#### What is asked
Copy each line that contains the string "title".
## Begin Provided entries
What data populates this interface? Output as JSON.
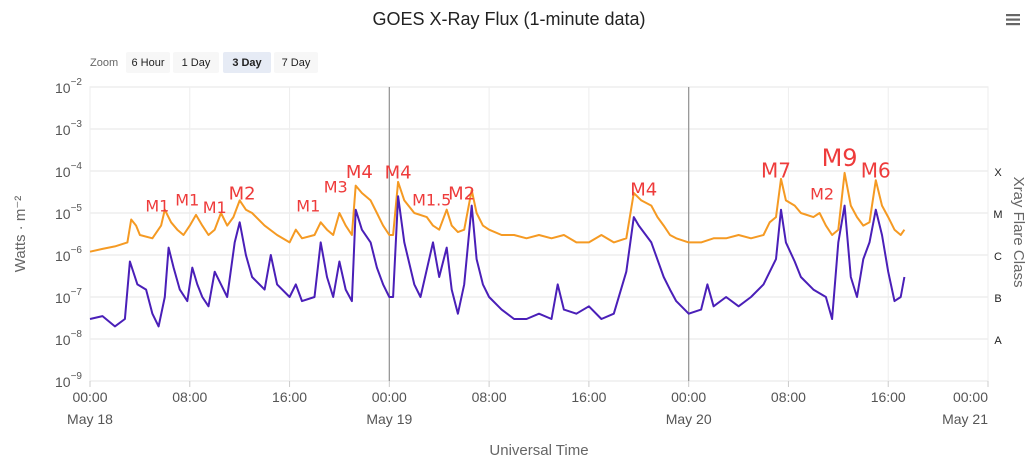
{
  "title": "GOES X-Ray Flux (1-minute data)",
  "menu_icon": "hamburger-menu-icon",
  "zoom": {
    "label": "Zoom",
    "buttons": [
      {
        "label": "6 Hour",
        "active": false
      },
      {
        "label": "1 Day",
        "active": false
      },
      {
        "label": "3 Day",
        "active": true
      },
      {
        "label": "7 Day",
        "active": false
      }
    ]
  },
  "chart_data": {
    "type": "line",
    "title": "GOES X-Ray Flux (1-minute data)",
    "xlabel": "Universal Time",
    "ylabel": "Watts · m⁻²",
    "y2label": "Xray Flare Class",
    "y_scale": "log",
    "ylim": [
      1e-09,
      0.01
    ],
    "xlim_hours": [
      0,
      72
    ],
    "x_ticks": [
      {
        "h": 0,
        "time": "00:00",
        "date": "May 18"
      },
      {
        "h": 8,
        "time": "08:00",
        "date": ""
      },
      {
        "h": 16,
        "time": "16:00",
        "date": ""
      },
      {
        "h": 24,
        "time": "00:00",
        "date": "May 19"
      },
      {
        "h": 32,
        "time": "08:00",
        "date": ""
      },
      {
        "h": 40,
        "time": "16:00",
        "date": ""
      },
      {
        "h": 48,
        "time": "00:00",
        "date": "May 20"
      },
      {
        "h": 56,
        "time": "08:00",
        "date": ""
      },
      {
        "h": 64,
        "time": "16:00",
        "date": ""
      },
      {
        "h": 72,
        "time": "00:00",
        "date": "May 21"
      }
    ],
    "y_ticks": [
      {
        "exp": -2,
        "base": "10",
        "sup": "−2"
      },
      {
        "exp": -3,
        "base": "10",
        "sup": "−3"
      },
      {
        "exp": -4,
        "base": "10",
        "sup": "−4"
      },
      {
        "exp": -5,
        "base": "10",
        "sup": "−5"
      },
      {
        "exp": -6,
        "base": "10",
        "sup": "−6"
      },
      {
        "exp": -7,
        "base": "10",
        "sup": "−7"
      },
      {
        "exp": -8,
        "base": "10",
        "sup": "−8"
      },
      {
        "exp": -9,
        "base": "10",
        "sup": "−9"
      }
    ],
    "flare_classes": [
      {
        "label": "X",
        "exp": -4
      },
      {
        "label": "M",
        "exp": -5
      },
      {
        "label": "C",
        "exp": -6
      },
      {
        "label": "B",
        "exp": -7
      },
      {
        "label": "A",
        "exp": -8
      }
    ],
    "day_lines_hours": [
      24,
      48
    ],
    "grid": true,
    "series": [
      {
        "color": "#f59a23",
        "points": [
          [
            0,
            1.2e-06
          ],
          [
            1,
            1.4e-06
          ],
          [
            2,
            1.6e-06
          ],
          [
            3,
            2e-06
          ],
          [
            3.3,
            7e-06
          ],
          [
            3.7,
            5e-06
          ],
          [
            4,
            3e-06
          ],
          [
            5,
            2.5e-06
          ],
          [
            5.7,
            5e-06
          ],
          [
            6,
            1.2e-05
          ],
          [
            6.5,
            6e-06
          ],
          [
            7,
            4e-06
          ],
          [
            7.5,
            3e-06
          ],
          [
            8,
            5e-06
          ],
          [
            8.5,
            9e-06
          ],
          [
            9,
            5e-06
          ],
          [
            9.5,
            3e-06
          ],
          [
            10,
            4e-06
          ],
          [
            10.5,
            1e-05
          ],
          [
            11,
            5e-06
          ],
          [
            11.5,
            8e-06
          ],
          [
            12,
            2e-05
          ],
          [
            12.5,
            1.2e-05
          ],
          [
            13,
            1e-05
          ],
          [
            14,
            5e-06
          ],
          [
            15,
            3e-06
          ],
          [
            16,
            2e-06
          ],
          [
            16.5,
            4e-06
          ],
          [
            17,
            2.5e-06
          ],
          [
            18,
            3e-06
          ],
          [
            18.5,
            6e-06
          ],
          [
            19,
            4e-06
          ],
          [
            19.5,
            3e-06
          ],
          [
            20,
            1e-05
          ],
          [
            20.5,
            5e-06
          ],
          [
            21,
            3e-06
          ],
          [
            21.3,
            4.5e-05
          ],
          [
            21.8,
            3e-05
          ],
          [
            22.5,
            2e-05
          ],
          [
            23,
            1e-05
          ],
          [
            23.5,
            5e-06
          ],
          [
            24,
            3e-06
          ],
          [
            24.3,
            3e-06
          ],
          [
            24.7,
            5.5e-05
          ],
          [
            25.2,
            2e-05
          ],
          [
            26,
            1e-05
          ],
          [
            27,
            8e-06
          ],
          [
            27.5,
            5e-06
          ],
          [
            28,
            4e-06
          ],
          [
            28.6,
            1.2e-05
          ],
          [
            29,
            5e-06
          ],
          [
            29.5,
            3.5e-06
          ],
          [
            30,
            4e-06
          ],
          [
            30.6,
            3.5e-05
          ],
          [
            31,
            1e-05
          ],
          [
            31.5,
            5e-06
          ],
          [
            32,
            4e-06
          ],
          [
            33,
            3e-06
          ],
          [
            34,
            3e-06
          ],
          [
            35,
            2.5e-06
          ],
          [
            36,
            3e-06
          ],
          [
            37,
            2.5e-06
          ],
          [
            38,
            3e-06
          ],
          [
            39,
            2e-06
          ],
          [
            40,
            2e-06
          ],
          [
            41,
            3e-06
          ],
          [
            42,
            2e-06
          ],
          [
            43,
            2.5e-06
          ],
          [
            43.6,
            3e-05
          ],
          [
            44.2,
            2e-05
          ],
          [
            45,
            1.5e-05
          ],
          [
            45.5,
            8e-06
          ],
          [
            46,
            5e-06
          ],
          [
            46.5,
            3e-06
          ],
          [
            47,
            2.5e-06
          ],
          [
            48,
            2e-06
          ],
          [
            49,
            2e-06
          ],
          [
            50,
            2.5e-06
          ],
          [
            51,
            2.5e-06
          ],
          [
            52,
            3e-06
          ],
          [
            53,
            2.5e-06
          ],
          [
            54,
            3e-06
          ],
          [
            54.5,
            6e-06
          ],
          [
            55,
            8e-06
          ],
          [
            55.4,
            6.5e-05
          ],
          [
            55.8,
            2e-05
          ],
          [
            56.5,
            1.5e-05
          ],
          [
            57,
            1e-05
          ],
          [
            58,
            8e-06
          ],
          [
            58.5,
            1e-05
          ],
          [
            59,
            5e-06
          ],
          [
            59.5,
            3e-06
          ],
          [
            60,
            4e-06
          ],
          [
            60.5,
            9e-05
          ],
          [
            61,
            1.5e-05
          ],
          [
            61.5,
            8e-06
          ],
          [
            62,
            5e-06
          ],
          [
            62.5,
            6e-06
          ],
          [
            63,
            6e-05
          ],
          [
            63.5,
            1.5e-05
          ],
          [
            64,
            8e-06
          ],
          [
            64.5,
            4e-06
          ],
          [
            65,
            3e-06
          ],
          [
            65.3,
            4e-06
          ]
        ]
      },
      {
        "color": "#4a1fb8",
        "points": [
          [
            0,
            3e-08
          ],
          [
            1,
            3.5e-08
          ],
          [
            2,
            2e-08
          ],
          [
            2.8,
            3e-08
          ],
          [
            3.2,
            7e-07
          ],
          [
            3.8,
            2e-07
          ],
          [
            4.5,
            1.5e-07
          ],
          [
            5,
            4e-08
          ],
          [
            5.5,
            2e-08
          ],
          [
            6,
            1e-07
          ],
          [
            6.3,
            1.5e-06
          ],
          [
            6.7,
            5e-07
          ],
          [
            7.2,
            1.5e-07
          ],
          [
            7.8,
            8e-08
          ],
          [
            8.2,
            5e-07
          ],
          [
            8.6,
            2e-07
          ],
          [
            9,
            1e-07
          ],
          [
            9.5,
            6e-08
          ],
          [
            10,
            4e-07
          ],
          [
            10.5,
            2e-07
          ],
          [
            11,
            1e-07
          ],
          [
            11.6,
            2e-06
          ],
          [
            12,
            6e-06
          ],
          [
            12.5,
            1e-06
          ],
          [
            13,
            3e-07
          ],
          [
            14,
            1.5e-07
          ],
          [
            14.5,
            1e-06
          ],
          [
            15,
            2e-07
          ],
          [
            16,
            1e-07
          ],
          [
            16.5,
            2e-07
          ],
          [
            17,
            8e-08
          ],
          [
            18,
            1e-07
          ],
          [
            18.5,
            2e-06
          ],
          [
            19,
            3e-07
          ],
          [
            19.5,
            1e-07
          ],
          [
            20,
            7e-07
          ],
          [
            20.5,
            1.5e-07
          ],
          [
            21,
            8e-08
          ],
          [
            21.3,
            1.2e-05
          ],
          [
            21.8,
            4e-06
          ],
          [
            22.5,
            2e-06
          ],
          [
            23,
            5e-07
          ],
          [
            23.5,
            2e-07
          ],
          [
            24,
            1e-07
          ],
          [
            24.3,
            1e-07
          ],
          [
            24.7,
            2.5e-05
          ],
          [
            25.2,
            2e-06
          ],
          [
            26,
            2e-07
          ],
          [
            26.5,
            1e-07
          ],
          [
            27.5,
            2e-06
          ],
          [
            28,
            3e-07
          ],
          [
            28.6,
            1.5e-06
          ],
          [
            29,
            1.5e-07
          ],
          [
            29.5,
            4e-08
          ],
          [
            30,
            2e-07
          ],
          [
            30.6,
            1.5e-05
          ],
          [
            31,
            8e-07
          ],
          [
            31.5,
            2e-07
          ],
          [
            32,
            1e-07
          ],
          [
            33,
            5e-08
          ],
          [
            34,
            3e-08
          ],
          [
            35,
            3e-08
          ],
          [
            36,
            4e-08
          ],
          [
            37,
            3e-08
          ],
          [
            37.5,
            2e-07
          ],
          [
            38,
            5e-08
          ],
          [
            39,
            4e-08
          ],
          [
            40,
            6e-08
          ],
          [
            41,
            3e-08
          ],
          [
            42,
            4e-08
          ],
          [
            43,
            4e-07
          ],
          [
            43.6,
            8e-06
          ],
          [
            44,
            5e-06
          ],
          [
            45,
            2e-06
          ],
          [
            46,
            3e-07
          ],
          [
            46.5,
            1.5e-07
          ],
          [
            47,
            8e-08
          ],
          [
            48,
            4e-08
          ],
          [
            49,
            5e-08
          ],
          [
            49.5,
            2e-07
          ],
          [
            50,
            6e-08
          ],
          [
            51,
            1e-07
          ],
          [
            52,
            6e-08
          ],
          [
            53,
            1e-07
          ],
          [
            54,
            2e-07
          ],
          [
            55,
            8e-07
          ],
          [
            55.4,
            1.2e-05
          ],
          [
            55.8,
            2e-06
          ],
          [
            56.5,
            7e-07
          ],
          [
            57,
            3e-07
          ],
          [
            58,
            1.5e-07
          ],
          [
            59,
            1e-07
          ],
          [
            59.5,
            3e-08
          ],
          [
            60,
            2e-06
          ],
          [
            60.5,
            1.5e-05
          ],
          [
            61,
            3e-07
          ],
          [
            61.5,
            1e-07
          ],
          [
            62,
            8e-07
          ],
          [
            62.5,
            2e-06
          ],
          [
            63,
            1.2e-05
          ],
          [
            63.5,
            3e-06
          ],
          [
            64,
            4e-07
          ],
          [
            64.5,
            8e-08
          ],
          [
            65,
            1e-07
          ],
          [
            65.3,
            3e-07
          ]
        ]
      }
    ],
    "annotations": [
      {
        "text": "M1",
        "h": 5.4,
        "flux": 1.1e-05,
        "size": 16
      },
      {
        "text": "M1",
        "h": 7.8,
        "flux": 1.5e-05,
        "size": 16
      },
      {
        "text": "M1",
        "h": 10.0,
        "flux": 1e-05,
        "size": 16
      },
      {
        "text": "M2",
        "h": 12.2,
        "flux": 2.1e-05,
        "size": 18
      },
      {
        "text": "M1",
        "h": 17.5,
        "flux": 1.1e-05,
        "size": 16
      },
      {
        "text": "M3",
        "h": 19.7,
        "flux": 3.1e-05,
        "size": 16
      },
      {
        "text": "M4",
        "h": 21.6,
        "flux": 6.8e-05,
        "size": 18
      },
      {
        "text": "M4",
        "h": 24.7,
        "flux": 6.6e-05,
        "size": 18
      },
      {
        "text": "M1.5",
        "h": 27.4,
        "flux": 1.5e-05,
        "size": 16
      },
      {
        "text": "M2",
        "h": 29.8,
        "flux": 2.1e-05,
        "size": 18
      },
      {
        "text": "M4",
        "h": 44.4,
        "flux": 2.6e-05,
        "size": 18
      },
      {
        "text": "M7",
        "h": 55.0,
        "flux": 7e-05,
        "size": 20
      },
      {
        "text": "M2",
        "h": 58.7,
        "flux": 2.1e-05,
        "size": 16
      },
      {
        "text": "M9",
        "h": 60.1,
        "flux": 0.00013,
        "size": 24
      },
      {
        "text": "M6",
        "h": 63.0,
        "flux": 7e-05,
        "size": 20
      }
    ]
  }
}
## End Provided entries
#### Output of the exercise
  "title": "GOES X-Ray Flux (1-minute data)",
    "title": "GOES X-Ray Flux (1-minute data)",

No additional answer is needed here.